Questions on the material:
a: Reproduce word for word the passage of the article on the tomb of Thutmose II, starting at "The fragments were" and ending at "of Thutmose III.".
b: According to the article on the tomb of Thutmose II, within about how many years of the burial did the tomb fill with water?

Text excerpt:
*** Block opens ***

It was when British archaeologist Dr Piers Litherland saw that the ceiling of the burial chamber was painted blue with yellow stars that he realised he had just discovered the first tomb of an Egyptian pharaoh to be found in more than a century.
Litherland had been exploring the Valley of the Kings in Egypt for more than a decade when he discovered a staircase that led to the tomb, now known to have belonged to Thutmose II, who reigned from 1493 to 1479BC.
It took months to clear flood debris from the descending corridor and during this time, he and his team assumed the tomb belonged to a royal wife.

But as soon as he saw the ceiling of the burial chamber had been decorated with scenes from the Amduat, a religious text reserved for kings, he knew he had made what has since been hailed as the most significant discovery since Tutankhamun.
He felt an “extraordinary sort of bewilderment” at that moment, he told the BBC World Service. “When I came out, my wife was waiting outside and the only thing I could do was burst into tears.”
He then set about clearing the flood debris, expecting to find the crushed remains of a burial underneath it.
“In fact, the tomb turned out to be completely empty, not because it had been robbed, but because it had been deliberately emptied. We then worked out that the tomb had been flooded. It had been built underneath a waterfall, and it had filled with water at some stage within about six years of the burial.”
The remains of the king were taken out through a subsidiary corridor and moved somewhere else, he said. “It was only gradually, as we sifted through all the material – tons and tons of broken limestone – that we discovered these small fragments of alabaster, which named Thutmose II.”
The fragments were probably broken when the tomb was moved, he said. “And thank goodness they did actually break one or two things, because that’s how we found out whose tomb it was.”
The discovery was made by a joint mission formed by the New Kingdom Research Foundation, a British independent academic foundation, and the Egyptian Ministry of Tourism and Antiquities, a project affiliated with the McDonald Institute for Archaeological Research at the University of Cambridge.
Thutmose II was the husband as well as the half-brother of Hatshepsut, one of Egypt’s greatest pharaohs and one of the few women to rule in her own right, and the father of Thutmose III.
Litherland told PA media: “This discovery solves a great mystery of ancient Egypt: the location of the tombs of the early 18th dynasty kings. The tomb of this ancestor of Tutankhamun had never been found because it was always thought to be at the other end of the mountain near the Valley of the Kings.”
Considering the evidence the contents of the tomb were moved to a second tomb, Mohsen Kamel, assistant field director, said: “The possible existence of a second, and most likely intact, tomb of Thutmose II is an astonishing possibility.”

*** Block closes ***

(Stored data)
*** Block opens ***

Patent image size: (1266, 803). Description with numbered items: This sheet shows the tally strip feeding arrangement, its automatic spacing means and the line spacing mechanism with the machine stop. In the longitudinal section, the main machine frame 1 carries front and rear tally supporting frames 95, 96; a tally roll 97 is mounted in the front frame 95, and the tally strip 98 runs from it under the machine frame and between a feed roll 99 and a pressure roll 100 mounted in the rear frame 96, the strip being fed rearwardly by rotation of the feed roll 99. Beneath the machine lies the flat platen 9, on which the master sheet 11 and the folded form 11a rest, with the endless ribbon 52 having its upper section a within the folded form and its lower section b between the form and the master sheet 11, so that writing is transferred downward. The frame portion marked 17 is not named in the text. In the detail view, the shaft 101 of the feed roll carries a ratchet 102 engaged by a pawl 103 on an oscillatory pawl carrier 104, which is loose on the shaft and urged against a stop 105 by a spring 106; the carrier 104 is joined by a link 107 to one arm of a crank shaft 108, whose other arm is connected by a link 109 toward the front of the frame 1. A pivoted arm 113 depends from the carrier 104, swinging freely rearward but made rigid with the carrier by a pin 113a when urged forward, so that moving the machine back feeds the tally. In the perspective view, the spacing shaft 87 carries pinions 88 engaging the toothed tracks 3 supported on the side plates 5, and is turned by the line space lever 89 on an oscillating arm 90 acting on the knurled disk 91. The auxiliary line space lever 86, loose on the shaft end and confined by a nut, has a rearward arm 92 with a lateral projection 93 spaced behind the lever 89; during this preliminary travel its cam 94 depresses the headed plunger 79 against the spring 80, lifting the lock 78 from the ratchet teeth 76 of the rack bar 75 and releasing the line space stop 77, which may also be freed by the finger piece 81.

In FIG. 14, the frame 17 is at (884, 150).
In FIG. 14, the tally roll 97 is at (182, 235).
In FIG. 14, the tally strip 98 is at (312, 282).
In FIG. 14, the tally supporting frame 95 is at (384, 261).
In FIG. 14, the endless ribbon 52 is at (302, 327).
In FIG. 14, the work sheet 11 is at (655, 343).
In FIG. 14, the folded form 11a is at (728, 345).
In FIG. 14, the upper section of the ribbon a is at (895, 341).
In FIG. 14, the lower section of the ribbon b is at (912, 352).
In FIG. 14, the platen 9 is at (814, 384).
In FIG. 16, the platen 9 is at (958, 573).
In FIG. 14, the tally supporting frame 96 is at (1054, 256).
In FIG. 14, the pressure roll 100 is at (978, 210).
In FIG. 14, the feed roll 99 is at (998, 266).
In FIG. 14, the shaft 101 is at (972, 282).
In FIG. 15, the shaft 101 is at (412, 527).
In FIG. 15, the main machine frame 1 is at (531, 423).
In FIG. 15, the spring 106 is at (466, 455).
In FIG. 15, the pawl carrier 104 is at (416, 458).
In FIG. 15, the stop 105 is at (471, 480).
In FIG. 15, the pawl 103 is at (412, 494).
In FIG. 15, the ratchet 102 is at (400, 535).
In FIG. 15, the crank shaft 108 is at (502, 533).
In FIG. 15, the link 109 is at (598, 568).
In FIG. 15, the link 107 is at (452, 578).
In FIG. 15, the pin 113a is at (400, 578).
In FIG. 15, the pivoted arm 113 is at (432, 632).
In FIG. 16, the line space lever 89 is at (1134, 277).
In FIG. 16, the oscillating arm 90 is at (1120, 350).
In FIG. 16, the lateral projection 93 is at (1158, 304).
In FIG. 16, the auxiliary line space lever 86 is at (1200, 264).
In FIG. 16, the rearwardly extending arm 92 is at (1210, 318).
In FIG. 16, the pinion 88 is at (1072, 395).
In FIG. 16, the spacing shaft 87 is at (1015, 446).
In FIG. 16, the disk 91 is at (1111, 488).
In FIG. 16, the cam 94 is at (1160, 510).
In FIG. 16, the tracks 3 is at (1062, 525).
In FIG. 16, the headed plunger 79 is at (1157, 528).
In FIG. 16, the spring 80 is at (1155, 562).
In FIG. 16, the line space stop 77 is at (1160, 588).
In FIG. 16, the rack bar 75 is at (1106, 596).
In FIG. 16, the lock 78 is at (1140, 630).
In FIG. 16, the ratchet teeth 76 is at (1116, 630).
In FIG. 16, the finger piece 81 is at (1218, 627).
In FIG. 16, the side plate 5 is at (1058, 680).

*** Block closes ***

Task results:
a:
The fragments were probably broken when the tomb was moved, he said. “And thank goodness they did actually break one or two things, because that’s how we found out whose tomb it was.”
The discovery was made by a joint mission formed by the New Kingdom Research Foundation, a British independent academic foundation, and the Egyptian Ministry of Tourism and Antiquities, a project affiliated with the McDonald Institute for Archaeological Research at the University of Cambridge.
Thutmose II was the husband as well as the half-brother of Hatshepsut, one of Egypt’s greatest pharaohs and one of the few women to rule in her own right, and the father of Thutmose III.

b: Within about six years of the burial.